### WHAT IS REQUIRED
Please answer these questions from the passage on immigration and national security below:
(a) What position does Liel Leibovitz hold at Tablet?
(b) What name did the media give Executive Order 13769?
(c) Which two terrorists are named as examples of people radicalized by developments in the Middle East?

### READING TEXT

· · · ·

Liel Leibovitz is editor at large for Tablet. Everything he writes is worth reading. His City Journal column “Anti-Semitism Is a National Security Threat” takes up a question that has been on my mind. What is to be done about the millions of imported Nazis in our midst? His column is difficult to excerpt and this excerpt is too long, but consider this:
How should we amend our immigration policies to account for national security? The question was revitalized, with incendiary energy, in the aftermath of former president Trump’s Executive Order 13769, titled Protecting the Nation from Foreign Terrorist Entry into the United States but dubbed by the media the Muslim ban. And it was raised again more recently in the aftermath of the United States’s disastrous withdrawal from Afghanistan, with the Biden administration urging Congress to allow tens of thousands of Afghan refugees—only a tiny portion of whom, by the White House’s own admission, have actively assisted the American military as interpreters or otherwise—to receive their green cards in a dramatically expedited, one-year process. These two actions, both jarring, bookend our debate over immigration and national security and serve as an urgent reminder that it’s high time to re-engage in a detailed conversation about America’s priorities, needs, and challenges when it comes to absorbing more immigrants, and set the necessary measures in place to reduce risks of future attacks.
But even the most stringent restrictions tomorrow will have little or no impact on those who entered yesterday. Which brings us back to anti-Semitism.
Many terrorists from the past decade, including the Boston marathon bomber and San Bernardino shooter, were radicalized by developments in the Middle East. They were variously obsessed by the Syrian civil war, the battle with the Islamic State, and the wars in Iraq and Afghanistan. They were plugged into online incitement streams that today have only grown stronger. The incendiary content today targets not only Israelis and Jews but also America, and it’s available not only on clandestine websites but in college and high school classrooms, on the airwaves, and in the streets, thanks to the prevalence of critical race theory and DEI.

· · · ·

### DATA EXCERPT
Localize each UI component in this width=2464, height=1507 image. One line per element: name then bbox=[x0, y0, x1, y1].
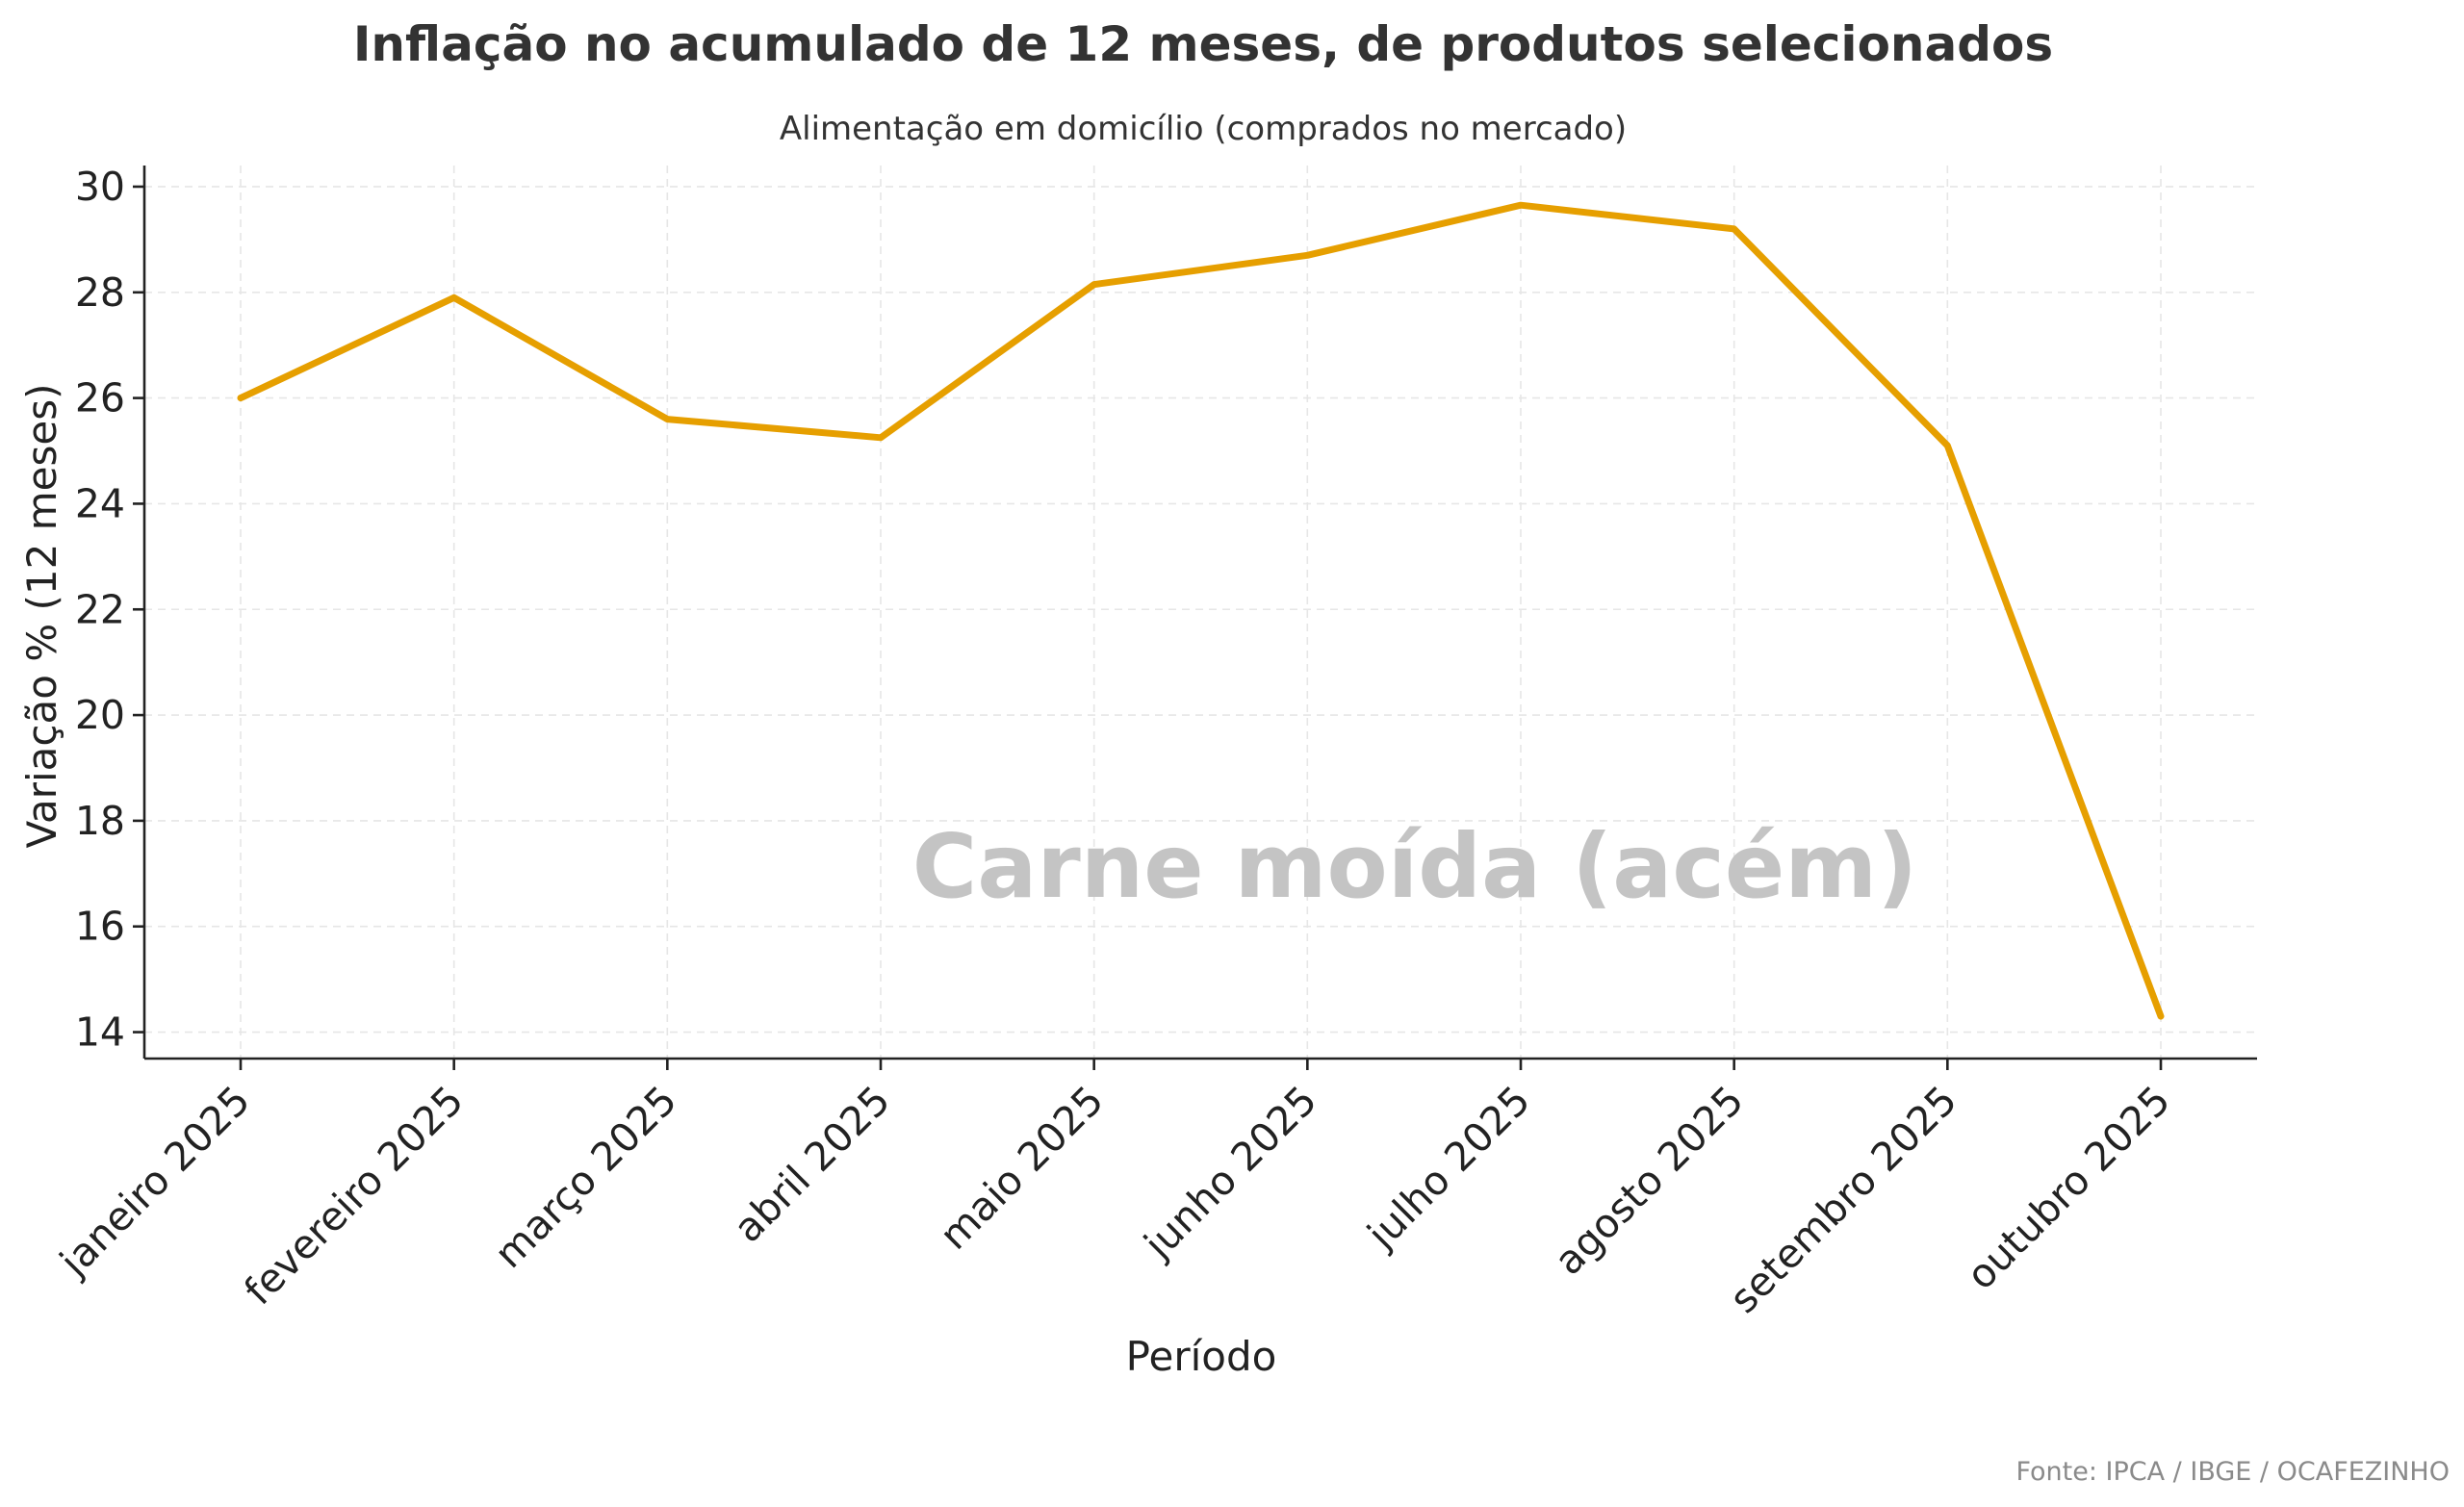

· · · ·

### SOLUTION
(a) Editor at large.
(b) The Muslim ban.
(c) The Boston marathon bomber and the San Bernardino shooter.